Exercise goal -> Reproduce the listing below verbatim, from its first line through the line containing "app-icon (15, 19, 75, 79)", with both of those lines included.

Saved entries
======

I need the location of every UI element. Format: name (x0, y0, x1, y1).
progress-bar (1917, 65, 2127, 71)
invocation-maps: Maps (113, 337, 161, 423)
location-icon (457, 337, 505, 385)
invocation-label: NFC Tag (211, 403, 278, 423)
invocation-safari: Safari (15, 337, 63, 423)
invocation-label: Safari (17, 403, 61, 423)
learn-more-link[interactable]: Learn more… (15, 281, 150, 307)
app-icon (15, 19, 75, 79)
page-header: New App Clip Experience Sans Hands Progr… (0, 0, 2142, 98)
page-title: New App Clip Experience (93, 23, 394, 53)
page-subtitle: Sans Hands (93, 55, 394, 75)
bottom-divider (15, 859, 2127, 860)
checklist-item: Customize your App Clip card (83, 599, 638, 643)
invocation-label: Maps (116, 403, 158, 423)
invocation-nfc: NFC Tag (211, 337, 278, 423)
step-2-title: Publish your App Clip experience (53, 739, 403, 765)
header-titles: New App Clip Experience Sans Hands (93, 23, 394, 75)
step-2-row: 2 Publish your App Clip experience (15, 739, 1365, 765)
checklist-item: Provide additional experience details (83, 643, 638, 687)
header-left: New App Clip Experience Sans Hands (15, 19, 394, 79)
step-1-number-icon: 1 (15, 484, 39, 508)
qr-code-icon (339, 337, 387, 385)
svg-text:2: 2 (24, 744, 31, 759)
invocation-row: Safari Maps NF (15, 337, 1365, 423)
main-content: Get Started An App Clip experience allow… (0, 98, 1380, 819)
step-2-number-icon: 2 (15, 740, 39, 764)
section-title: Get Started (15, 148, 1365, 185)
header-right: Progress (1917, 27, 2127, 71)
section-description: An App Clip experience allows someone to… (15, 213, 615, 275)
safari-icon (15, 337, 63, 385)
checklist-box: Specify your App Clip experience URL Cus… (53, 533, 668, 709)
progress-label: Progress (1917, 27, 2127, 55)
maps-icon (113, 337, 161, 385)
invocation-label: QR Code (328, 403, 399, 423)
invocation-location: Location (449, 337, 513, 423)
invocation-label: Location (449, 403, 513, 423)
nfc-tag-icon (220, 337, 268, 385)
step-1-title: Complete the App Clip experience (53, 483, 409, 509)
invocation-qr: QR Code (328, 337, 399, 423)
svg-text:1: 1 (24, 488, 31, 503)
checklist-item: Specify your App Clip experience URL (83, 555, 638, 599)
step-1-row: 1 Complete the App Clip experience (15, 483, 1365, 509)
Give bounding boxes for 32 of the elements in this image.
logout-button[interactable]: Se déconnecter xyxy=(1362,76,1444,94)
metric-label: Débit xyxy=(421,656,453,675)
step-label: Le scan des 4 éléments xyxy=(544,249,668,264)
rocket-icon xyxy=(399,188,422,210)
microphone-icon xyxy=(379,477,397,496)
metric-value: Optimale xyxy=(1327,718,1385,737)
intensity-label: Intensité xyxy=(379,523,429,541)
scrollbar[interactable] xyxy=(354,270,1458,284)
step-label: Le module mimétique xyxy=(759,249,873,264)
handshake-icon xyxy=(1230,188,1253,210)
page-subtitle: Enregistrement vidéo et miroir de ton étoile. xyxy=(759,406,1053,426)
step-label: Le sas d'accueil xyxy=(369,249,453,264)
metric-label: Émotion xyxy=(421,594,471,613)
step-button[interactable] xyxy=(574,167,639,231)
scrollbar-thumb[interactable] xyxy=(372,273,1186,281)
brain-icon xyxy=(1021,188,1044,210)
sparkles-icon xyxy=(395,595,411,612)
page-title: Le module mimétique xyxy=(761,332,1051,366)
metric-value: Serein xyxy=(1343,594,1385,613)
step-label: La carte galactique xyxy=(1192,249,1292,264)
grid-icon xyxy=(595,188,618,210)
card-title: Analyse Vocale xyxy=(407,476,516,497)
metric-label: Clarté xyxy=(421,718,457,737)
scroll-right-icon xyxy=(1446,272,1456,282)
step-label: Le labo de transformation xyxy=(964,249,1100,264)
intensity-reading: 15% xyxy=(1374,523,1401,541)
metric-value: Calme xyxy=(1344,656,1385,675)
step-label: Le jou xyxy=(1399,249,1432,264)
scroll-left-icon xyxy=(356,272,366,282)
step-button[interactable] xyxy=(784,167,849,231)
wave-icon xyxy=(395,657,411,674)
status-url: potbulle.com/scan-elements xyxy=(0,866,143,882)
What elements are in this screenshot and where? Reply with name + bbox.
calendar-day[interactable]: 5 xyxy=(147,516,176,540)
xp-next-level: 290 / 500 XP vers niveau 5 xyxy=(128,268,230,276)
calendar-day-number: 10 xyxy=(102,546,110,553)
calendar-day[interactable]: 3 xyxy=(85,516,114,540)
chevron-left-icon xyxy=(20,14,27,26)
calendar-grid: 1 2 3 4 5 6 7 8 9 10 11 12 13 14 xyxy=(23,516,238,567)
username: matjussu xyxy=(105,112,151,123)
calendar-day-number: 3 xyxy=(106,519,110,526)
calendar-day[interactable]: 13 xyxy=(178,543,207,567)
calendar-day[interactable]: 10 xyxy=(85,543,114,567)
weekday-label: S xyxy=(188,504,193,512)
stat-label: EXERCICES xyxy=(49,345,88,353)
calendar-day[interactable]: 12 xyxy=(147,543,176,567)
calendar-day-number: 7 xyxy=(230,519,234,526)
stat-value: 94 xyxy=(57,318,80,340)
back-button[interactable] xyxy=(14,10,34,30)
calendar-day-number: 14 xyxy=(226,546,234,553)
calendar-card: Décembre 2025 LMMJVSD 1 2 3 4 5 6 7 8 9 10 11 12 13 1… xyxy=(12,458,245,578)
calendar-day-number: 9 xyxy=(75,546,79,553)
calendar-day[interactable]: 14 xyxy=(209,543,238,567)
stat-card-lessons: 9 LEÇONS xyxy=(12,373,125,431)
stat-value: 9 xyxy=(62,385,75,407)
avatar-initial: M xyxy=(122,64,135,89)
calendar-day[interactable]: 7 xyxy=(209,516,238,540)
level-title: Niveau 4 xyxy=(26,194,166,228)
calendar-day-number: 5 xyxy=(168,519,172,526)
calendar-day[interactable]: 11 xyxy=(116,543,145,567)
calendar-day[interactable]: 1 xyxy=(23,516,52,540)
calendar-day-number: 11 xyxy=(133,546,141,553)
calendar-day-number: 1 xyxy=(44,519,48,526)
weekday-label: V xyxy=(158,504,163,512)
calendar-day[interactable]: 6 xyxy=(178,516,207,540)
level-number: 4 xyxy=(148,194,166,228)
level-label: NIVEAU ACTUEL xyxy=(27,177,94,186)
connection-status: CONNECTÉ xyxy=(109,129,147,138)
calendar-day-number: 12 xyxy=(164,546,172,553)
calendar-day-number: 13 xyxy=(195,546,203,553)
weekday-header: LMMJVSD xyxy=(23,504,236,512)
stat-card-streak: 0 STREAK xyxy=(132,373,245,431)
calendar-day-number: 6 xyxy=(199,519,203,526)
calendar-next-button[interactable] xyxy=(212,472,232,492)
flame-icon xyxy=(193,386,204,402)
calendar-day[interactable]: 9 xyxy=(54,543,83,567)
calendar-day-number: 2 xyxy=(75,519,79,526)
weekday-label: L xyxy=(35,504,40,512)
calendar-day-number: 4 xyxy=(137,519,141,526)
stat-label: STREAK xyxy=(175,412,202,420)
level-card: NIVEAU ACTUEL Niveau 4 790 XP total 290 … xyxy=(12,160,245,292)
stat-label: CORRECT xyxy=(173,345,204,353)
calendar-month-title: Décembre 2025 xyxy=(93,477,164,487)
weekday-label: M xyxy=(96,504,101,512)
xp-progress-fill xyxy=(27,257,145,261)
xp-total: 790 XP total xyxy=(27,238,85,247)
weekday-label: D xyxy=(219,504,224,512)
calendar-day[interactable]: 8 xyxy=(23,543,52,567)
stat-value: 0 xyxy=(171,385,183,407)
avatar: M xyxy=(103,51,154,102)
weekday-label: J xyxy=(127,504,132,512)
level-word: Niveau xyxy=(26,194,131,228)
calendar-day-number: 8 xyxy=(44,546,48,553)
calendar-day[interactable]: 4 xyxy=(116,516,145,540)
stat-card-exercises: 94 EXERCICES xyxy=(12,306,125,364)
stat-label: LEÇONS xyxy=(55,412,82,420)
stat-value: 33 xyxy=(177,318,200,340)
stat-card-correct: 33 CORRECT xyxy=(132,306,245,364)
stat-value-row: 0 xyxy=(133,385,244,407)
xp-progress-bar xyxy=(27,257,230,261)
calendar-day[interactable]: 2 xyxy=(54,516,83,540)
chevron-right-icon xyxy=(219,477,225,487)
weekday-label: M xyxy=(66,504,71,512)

======

Response to the exercise ->
I need the location of every UI element. Format: name (x0, y0, x1, y1).
progress-bar (1917, 65, 2127, 71)
invocation-maps: Maps (113, 337, 161, 423)
location-icon (457, 337, 505, 385)
invocation-label: NFC Tag (211, 403, 278, 423)
invocation-safari: Safari (15, 337, 63, 423)
invocation-label: Safari (17, 403, 61, 423)
learn-more-link[interactable]: Learn more… (15, 281, 150, 307)
app-icon (15, 19, 75, 79)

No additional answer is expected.